◆ **EXERCISE OBJECTIVE**:
Copy nothing but the text: reproduce each line of the listing exactly and leave the pictures out.

[Figure record extracts]
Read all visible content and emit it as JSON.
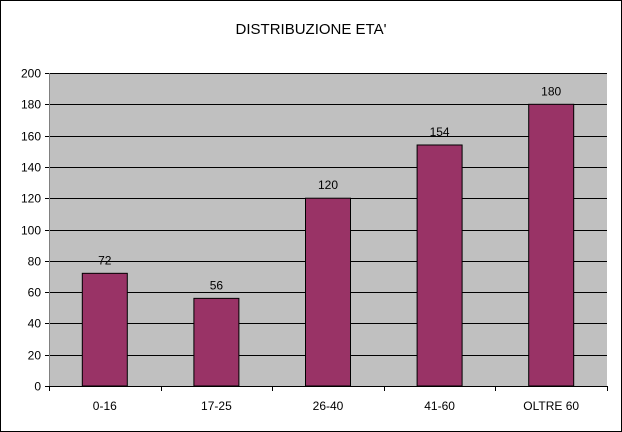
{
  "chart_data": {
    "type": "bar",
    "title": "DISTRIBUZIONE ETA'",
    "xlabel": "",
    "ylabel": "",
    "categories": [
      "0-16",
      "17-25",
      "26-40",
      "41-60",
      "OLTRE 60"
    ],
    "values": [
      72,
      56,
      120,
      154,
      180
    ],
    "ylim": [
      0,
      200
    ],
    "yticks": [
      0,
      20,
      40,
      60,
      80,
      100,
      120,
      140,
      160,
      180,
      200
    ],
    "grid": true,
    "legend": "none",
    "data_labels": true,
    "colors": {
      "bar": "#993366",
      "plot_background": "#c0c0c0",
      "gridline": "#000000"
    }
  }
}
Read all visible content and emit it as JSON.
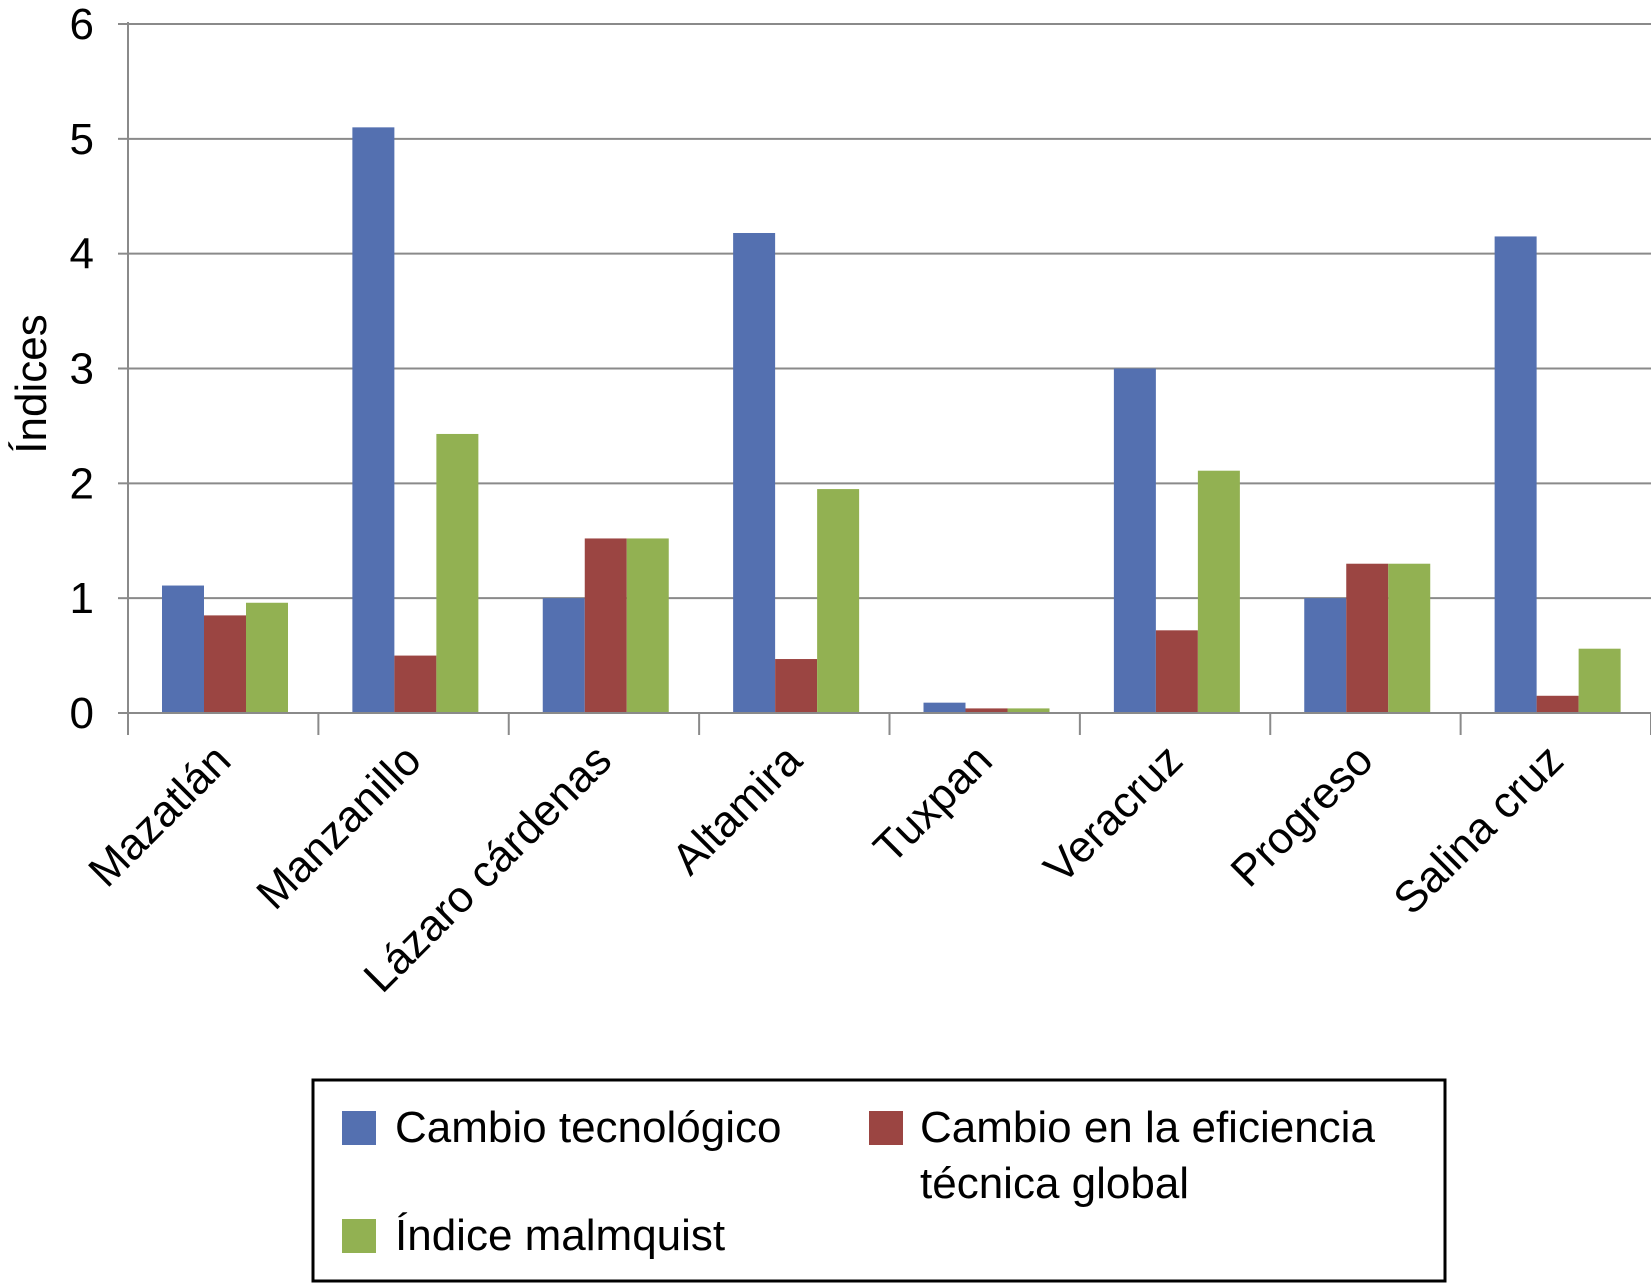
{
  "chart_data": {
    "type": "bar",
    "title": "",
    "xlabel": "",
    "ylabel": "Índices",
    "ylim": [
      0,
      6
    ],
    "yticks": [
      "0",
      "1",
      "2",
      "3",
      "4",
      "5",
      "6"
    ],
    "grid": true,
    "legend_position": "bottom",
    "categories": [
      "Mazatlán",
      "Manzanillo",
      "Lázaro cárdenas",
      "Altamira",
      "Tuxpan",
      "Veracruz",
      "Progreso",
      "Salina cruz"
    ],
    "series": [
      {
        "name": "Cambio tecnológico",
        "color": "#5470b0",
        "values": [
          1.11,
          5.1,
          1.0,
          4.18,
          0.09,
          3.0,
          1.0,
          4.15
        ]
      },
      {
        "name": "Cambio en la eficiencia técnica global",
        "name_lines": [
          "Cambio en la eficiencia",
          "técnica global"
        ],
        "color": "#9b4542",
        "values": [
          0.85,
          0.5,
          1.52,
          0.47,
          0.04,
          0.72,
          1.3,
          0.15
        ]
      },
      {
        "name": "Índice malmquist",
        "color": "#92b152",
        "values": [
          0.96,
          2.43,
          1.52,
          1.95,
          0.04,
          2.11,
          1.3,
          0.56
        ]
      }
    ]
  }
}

◆ **THE REPLY**:
Read all visible content and emit it as JSON.
{
  "chart_data": {
    "type": "bar",
    "title": "DISTRIBUZIONE ETA'",
    "xlabel": "",
    "ylabel": "",
    "categories": [
      "0-16",
      "17-25",
      "26-40",
      "41-60",
      "OLTRE 60"
    ],
    "values": [
      72,
      56,
      120,
      154,
      180
    ],
    "ylim": [
      0,
      200
    ],
    "yticks": [
      0,
      20,
      40,
      60,
      80,
      100,
      120,
      140,
      160,
      180,
      200
    ],
    "grid": true,
    "legend": "none",
    "data_labels": true,
    "colors": {
      "bar": "#993366",
      "plot_background": "#c0c0c0",
      "gridline": "#000000"
    }
  }
}
Read all visible content and emit it as JSON.
{
  "chart_data": {
    "type": "bar",
    "title": "",
    "xlabel": "",
    "ylabel": "Índices",
    "ylim": [
      0,
      6
    ],
    "yticks": [
      "0",
      "1",
      "2",
      "3",
      "4",
      "5",
      "6"
    ],
    "grid": true,
    "legend_position": "bottom",
    "categories": [
      "Mazatlán",
      "Manzanillo",
      "Lázaro cárdenas",
      "Altamira",
      "Tuxpan",
      "Veracruz",
      "Progreso",
      "Salina cruz"
    ],
    "series": [
      {
        "name": "Cambio tecnológico",
        "color": "#5470b0",
        "values": [
          1.11,
          5.1,
          1.0,
          4.18,
          0.09,
          3.0,
          1.0,
          4.15
        ]
      },
      {
        "name": "Cambio en la eficiencia técnica global",
        "name_lines": [
          "Cambio en la eficiencia",
          "técnica global"
        ],
        "color": "#9b4542",
        "values": [
          0.85,
          0.5,
          1.52,
          0.47,
          0.04,
          0.72,
          1.3,
          0.15
        ]
      },
      {
        "name": "Índice malmquist",
        "color": "#92b152",
        "values": [
          0.96,
          2.43,
          1.52,
          1.95,
          0.04,
          2.11,
          1.3,
          0.56
        ]
      }
    ]
  }
}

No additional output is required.